GIVEN EXERCISE - Transcribe all of the material exactly, except for its pictures.

[Dataset items]
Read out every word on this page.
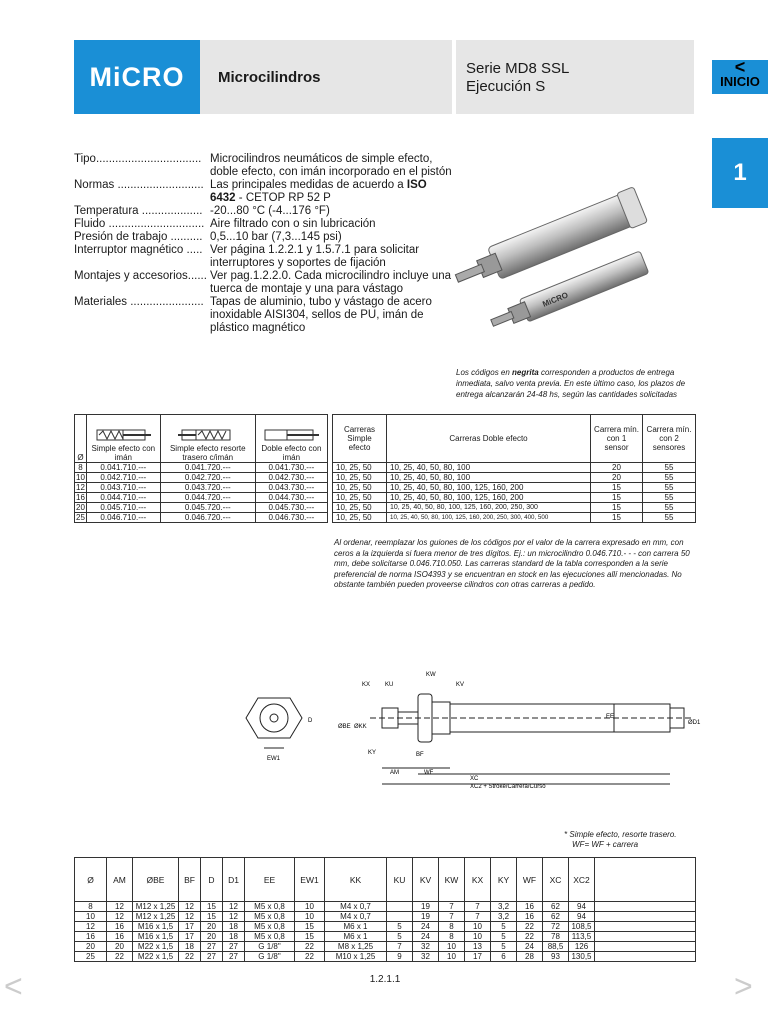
MiCRO	Microcilindros	Serie MD8 SSL
Ejecución S
<
INICIO
1
Tipo................................. Microcilindros neumáticos de simple efecto, doble efecto, con imán incorporado en el pistón
Normas ........................... Las principales medidas de acuerdo a ISO 6432 - CETOP RP 52 P
Temperatura ................... -20...80 °C (-4...176 °F)
Fluido .............................. Aire filtrado con o sin lubricación
Presión de trabajo .......... 0,5...10 bar (7,3...145 psi)
Interruptor magnético ..... Ver página 1.2.2.1 y 1.5.7.1 para solicitar interruptores y soportes de fijación
Montajes y accesorios...... Ver pag.1.2.2.0. Cada microcilindro incluye una tuerca de montaje y una para vástago
Materiales ....................... Tapas de aluminio, tubo y vástago de acero inoxidable AISI304, sellos de PU, imán de plástico magnético
MiCRO
Los códigos en negrita corresponden a productos de entrega inmediata, salvo venta previa. En este último caso, los plazos de entrega alcanzarán 24-48 hs, según las cantidades solicitadas
Ø	Simple efecto con imán	Simple efecto resorte trasero c/imán	Doble efecto con imán
8	0.041.710.---	0.041.720.---	0.041.730.---
10	0.042.710.---	0.042.720.---	0.042.730.---
12	0.043.710.---	0.043.720.---	0.043.730.---
16	0.044.710.---	0.044.720.---	0.044.730.---
20	0.045.710.---	0.045.720.---	0.045.730.---
25	0.046.710.---	0.046.720.---	0.046.730.---
Carreras Simple efecto	Carreras Doble efecto	Carrera mín. con 1 sensor	Carrera mín. con 2 sensores
10, 25, 50	10, 25, 40, 50, 80, 100	20	55
10, 25, 50	10, 25, 40, 50, 80, 100	20	55
10, 25, 50	10, 25, 40, 50, 80, 100, 125, 160, 200	15	55
10, 25, 50	10, 25, 40, 50, 80, 100, 125, 160, 200	15	55
10, 25, 50	10, 25, 40, 50, 80, 100, 125, 160, 200, 250, 300	15	55
10, 25, 50	10, 25, 40, 50, 80, 100, 125, 160, 200, 250, 300, 400, 500	15	55
Al ordenar, reemplazar los guiones de los códigos por el valor de la carrera expresado en mm, con ceros a la izquierda si fuera menor de tres dígitos. Ej.: un microcilindro 0.046.710.- - - con carrera 50 mm, debe solicitarse 0.046.710.050. Las carreras standard de la tabla corresponden a la serie preferencial de norma ISO4393 y se encuentran en stock en las ejecuciones allí mencionadas. No obstante también pueden proveerse cilindros con otras carreras a pedido.
EW1
D
KX KU
KW
KV
ØBE ØKK
KY	BF
AM	WF
XC
XC2 + Stroke/Carrera/Curso
EE
ØD1
* Simple efecto, resorte trasero.
WF= WF + carrera
Ø	AM	ØBE	BF	D	D1	EE	EW1	KK	KU	KV	KW	KX	KY	WF	XC	XC2	
8	12	M12 x 1,25	12	15	12	M5 x 0,8	10	M4 x 0,7		19	7	7	3,2	16	62	94	
10	12	M12 x 1,25	12	15	12	M5 x 0,8	10	M4 x 0,7		19	7	7	3,2	16	62	94	
12	16	M16 x 1,5	17	20	18	M5 x 0,8	15	M6 x 1	5	24	8	10	5	22	72	108,5	
16	16	M16 x 1,5	17	20	18	M5 x 0,8	15	M6 x 1	5	24	8	10	5	22	78	113,5	
20	20	M22 x 1,5	18	27	27	G 1/8"	22	M8 x 1,25	7	32	10	13	5	24	88,5	126	
25	22	M22 x 1,5	22	27	27	G 1/8"	22	M10 x 1,25	9	32	10	17	6	28	93	130,5	
1.2.1.1
<	>
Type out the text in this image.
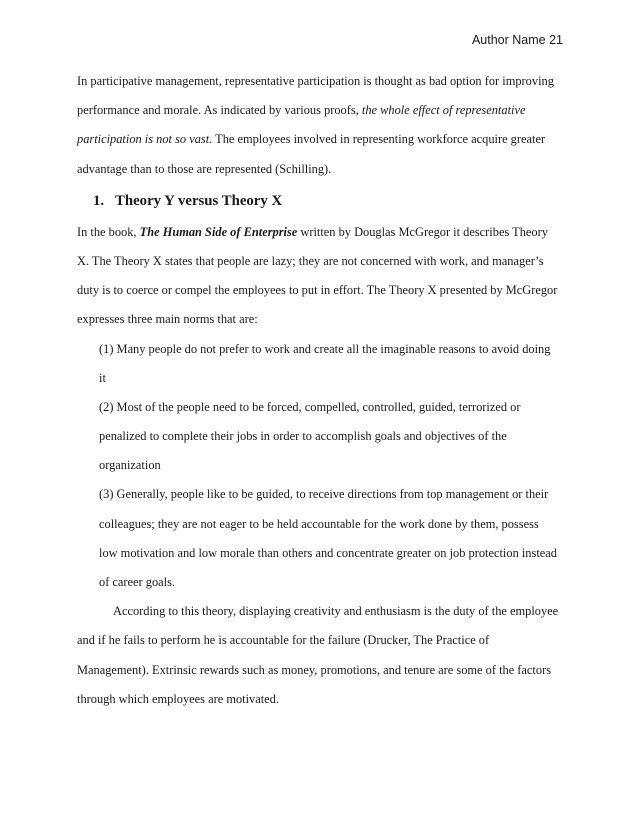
Author Name 21
In participative management, representative participation is thought as bad option for improving
performance and morale. As indicated by various proofs, the whole effect of representative
participation is not so vast. The employees involved in representing workforce acquire greater
advantage than to those are represented (Schilling).
1. Theory Y versus Theory X
In the book, The Human Side of Enterprise written by Douglas McGregor it describes Theory
X. The Theory X states that people are lazy; they are not concerned with work, and manager’s
duty is to coerce or compel the employees to put in effort. The Theory X presented by McGregor
expresses three main norms that are:
(1) Many people do not prefer to work and create all the imaginable reasons to avoid doing
it
(2) Most of the people need to be forced, compelled, controlled, guided, terrorized or
penalized to complete their jobs in order to accomplish goals and objectives of the
organization
(3) Generally, people like to be guided, to receive directions from top management or their
colleagues; they are not eager to be held accountable for the work done by them, possess
low motivation and low morale than others and concentrate greater on job protection instead
of career goals.
According to this theory, displaying creativity and enthusiasm is the duty of the employee
and if he fails to perform he is accountable for the failure (Drucker, The Practice of
Management). Extrinsic rewards such as money, promotions, and tenure are some of the factors
through which employees are motivated.
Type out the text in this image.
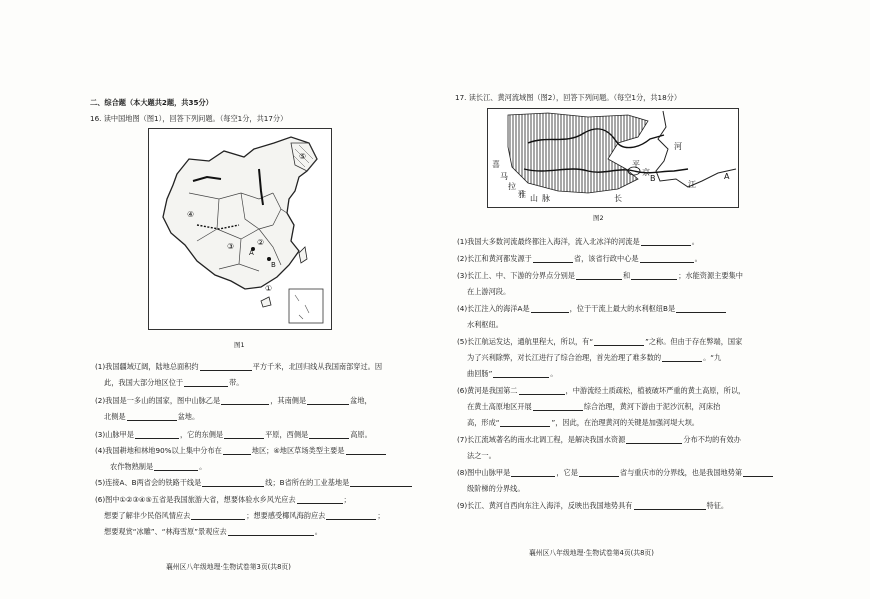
二、综合题（本大题共2题，共35分）
16. 读中国地图（图1），回答下列问题。（每空1分，共17分）
A
B
①
②
③
④
⑤
图1
(1)我国疆域辽阔，陆地总面积约	平方千米，北回归线从我国南部穿过。因
此，我国大部分地区位于	带。
(2)我国是一多山的国家，图中山脉乙是	，其南侧是	盆地，
北侧是	盆地。
(3)山脉甲是	，它的东侧是	平原，西侧是	高原。
(4)我国耕地和林地90%以上集中分布在	地区；④地区草场类型主要是
农作物熟制是	。
(5)连接A、B两省会的铁路干线是	线；B省所在的工业基地是
(6)图中①②③④⑤五省是我国旅游大省，想要体验水乡风光应去	；
想要了解非少民俗风情应去	；想要感受椰风海韵应去	；
想要观赏“冰雕”、“林海雪原”景观应去	。
襄州区八年级地理·生物试卷第3页(共8页)
17. 读长江、黄河流域图（图2），回答下列问题。（每空1分，共18分）
河
喜
马
拉
雅 山 脉	长
江
平
京
B	A
图2
(1)我国大多数河流最终都注入海洋，流入北冰洋的河流是	。
(2)长江和黄河都发源于	省，该省行政中心是	。
(3)长江上、中、下游的分界点分别是	和	；水能资源主要集中
在上游河段。
(4)长江注入的海洋A是	，位于干流上最大的水利枢纽B是
水利枢纽。
(5)长江航运发达，通航里程大，所以，有“	”之称。但由于存在弊端，国家
为了兴利除弊，对长江进行了综合治理，首先治理了难多数的	。“九
曲回肠”	。
(6)黄河是我国第二	，中游流经土质疏松，植被破坏严重的黄土高原，所以，
在黄土高原地区开展	综合治理，黄河下游由于泥沙沉积，河床抬
高，形成“	”，因此，在治理黄河的关键是加强河堤大坝。
(7)长江流域著名的南水北调工程，是解决我国水资源	分布不均的有效办
法之一。
(8)图中山脉甲是	，它是	省与重庆市的分界线，也是我国地势第
级阶梯的分界线。
(9)长江、黄河自西向东注入海洋，反映出我国地势具有	特征。
襄州区八年级地理·生物试卷第4页(共8页)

ANSWER TO THIS EXERCISE -
Read out every word on this page.
MiCRO	Microcilindros	Serie MD8 SSL
Ejecución S
<
INICIO
1
Tipo................................. Microcilindros neumáticos de simple efecto, doble efecto, con imán incorporado en el pistón
Normas ........................... Las principales medidas de acuerdo a ISO 6432 - CETOP RP 52 P
Temperatura ................... -20...80 °C (-4...176 °F)
Fluido .............................. Aire filtrado con o sin lubricación
Presión de trabajo .......... 0,5...10 bar (7,3...145 psi)
Interruptor magnético ..... Ver página 1.2.2.1 y 1.5.7.1 para solicitar interruptores y soportes de fijación
Montajes y accesorios...... Ver pag.1.2.2.0. Cada microcilindro incluye una tuerca de montaje y una para vástago
Materiales ....................... Tapas de aluminio, tubo y vástago de acero inoxidable AISI304, sellos de PU, imán de plástico magnético
MiCRO
Los códigos en negrita corresponden a productos de entrega inmediata, salvo venta previa. En este último caso, los plazos de entrega alcanzarán 24-48 hs, según las cantidades solicitadas
Ø	Simple efecto con imán	Simple efecto resorte trasero c/imán	Doble efecto con imán
8	0.041.710.---	0.041.720.---	0.041.730.---
10	0.042.710.---	0.042.720.---	0.042.730.---
12	0.043.710.---	0.043.720.---	0.043.730.---
16	0.044.710.---	0.044.720.---	0.044.730.---
20	0.045.710.---	0.045.720.---	0.045.730.---
25	0.046.710.---	0.046.720.---	0.046.730.---
Carreras Simple efecto	Carreras Doble efecto	Carrera mín. con 1 sensor	Carrera mín. con 2 sensores
10, 25, 50	10, 25, 40, 50, 80, 100	20	55
10, 25, 50	10, 25, 40, 50, 80, 100	20	55
10, 25, 50	10, 25, 40, 50, 80, 100, 125, 160, 200	15	55
10, 25, 50	10, 25, 40, 50, 80, 100, 125, 160, 200	15	55
10, 25, 50	10, 25, 40, 50, 80, 100, 125, 160, 200, 250, 300	15	55
10, 25, 50	10, 25, 40, 50, 80, 100, 125, 160, 200, 250, 300, 400, 500	15	55
Al ordenar, reemplazar los guiones de los códigos por el valor de la carrera expresado en mm, con ceros a la izquierda si fuera menor de tres dígitos. Ej.: un microcilindro 0.046.710.- - - con carrera 50 mm, debe solicitarse 0.046.710.050. Las carreras standard de la tabla corresponden a la serie preferencial de norma ISO4393 y se encuentran en stock en las ejecuciones allí mencionadas. No obstante también pueden proveerse cilindros con otras carreras a pedido.
EW1
D
KX KU
KW
KV
ØBE ØKK
KY	BF
AM	WF
XC
XC2 + Stroke/Carrera/Curso
EE
ØD1
* Simple efecto, resorte trasero.
WF= WF + carrera
Ø	AM	ØBE	BF	D	D1	EE	EW1	KK	KU	KV	KW	KX	KY	WF	XC	XC2	
8	12	M12 x 1,25	12	15	12	M5 x 0,8	10	M4 x 0,7		19	7	7	3,2	16	62	94	
10	12	M12 x 1,25	12	15	12	M5 x 0,8	10	M4 x 0,7		19	7	7	3,2	16	62	94	
12	16	M16 x 1,5	17	20	18	M5 x 0,8	15	M6 x 1	5	24	8	10	5	22	72	108,5	
16	16	M16 x 1,5	17	20	18	M5 x 0,8	15	M6 x 1	5	24	8	10	5	22	78	113,5	
20	20	M22 x 1,5	18	27	27	G 1/8"	22	M8 x 1,25	7	32	10	13	5	24	88,5	126	
25	22	M22 x 1,5	22	27	27	G 1/8"	22	M10 x 1,25	9	32	10	17	6	28	93	130,5	
1.2.1.1
<	>
Type out the text in this image.
Author Name 21
In participative management, representative participation is thought as bad option for improving
performance and morale. As indicated by various proofs, the whole effect of representative
participation is not so vast. The employees involved in representing workforce acquire greater
advantage than to those are represented (Schilling).
1. Theory Y versus Theory X
In the book, The Human Side of Enterprise written by Douglas McGregor it describes Theory
X. The Theory X states that people are lazy; they are not concerned with work, and manager’s
duty is to coerce or compel the employees to put in effort. The Theory X presented by McGregor
expresses three main norms that are:
(1) Many people do not prefer to work and create all the imaginable reasons to avoid doing
it
(2) Most of the people need to be forced, compelled, controlled, guided, terrorized or
penalized to complete their jobs in order to accomplish goals and objectives of the
organization
(3) Generally, people like to be guided, to receive directions from top management or their
colleagues; they are not eager to be held accountable for the work done by them, possess
low motivation and low morale than others and concentrate greater on job protection instead
of career goals.
According to this theory, displaying creativity and enthusiasm is the duty of the employee
and if he fails to perform he is accountable for the failure (Drucker, The Practice of
Management). Extrinsic rewards such as money, promotions, and tenure are some of the factors
through which employees are motivated.
Type out the text in this image.
二、综合题（本大题共2题，共35分）
16. 读中国地图（图1），回答下列问题。（每空1分，共17分）
A
B
①
②
③
④
⑤
图1
(1)我国疆域辽阔，陆地总面积约	平方千米，北回归线从我国南部穿过。因
此，我国大部分地区位于	带。
(2)我国是一多山的国家，图中山脉乙是	，其南侧是	盆地，
北侧是	盆地。
(3)山脉甲是	，它的东侧是	平原，西侧是	高原。
(4)我国耕地和林地90%以上集中分布在	地区；④地区草场类型主要是
农作物熟制是	。
(5)连接A、B两省会的铁路干线是	线；B省所在的工业基地是
(6)图中①②③④⑤五省是我国旅游大省，想要体验水乡风光应去	；
想要了解非少民俗风情应去	；想要感受椰风海韵应去	；
想要观赏“冰雕”、“林海雪原”景观应去	。
襄州区八年级地理·生物试卷第3页(共8页)
17. 读长江、黄河流域图（图2），回答下列问题。（每空1分，共18分）
河
喜
马
拉
雅 山 脉	长
江
平
京
B	A
图2
(1)我国大多数河流最终都注入海洋，流入北冰洋的河流是	。
(2)长江和黄河都发源于	省，该省行政中心是	。
(3)长江上、中、下游的分界点分别是	和	；水能资源主要集中
在上游河段。
(4)长江注入的海洋A是	，位于干流上最大的水利枢纽B是
水利枢纽。
(5)长江航运发达，通航里程大，所以，有“	”之称。但由于存在弊端，国家
为了兴利除弊，对长江进行了综合治理，首先治理了难多数的	。“九
曲回肠”	。
(6)黄河是我国第二	，中游流经土质疏松，植被破坏严重的黄土高原，所以，
在黄土高原地区开展	综合治理，黄河下游由于泥沙沉积，河床抬
高，形成“	”，因此，在治理黄河的关键是加强河堤大坝。
(7)长江流域著名的南水北调工程，是解决我国水资源	分布不均的有效办
法之一。
(8)图中山脉甲是	，它是	省与重庆市的分界线，也是我国地势第
级阶梯的分界线。
(9)长江、黄河自西向东注入海洋，反映出我国地势具有	特征。
襄州区八年级地理·生物试卷第4页(共8页)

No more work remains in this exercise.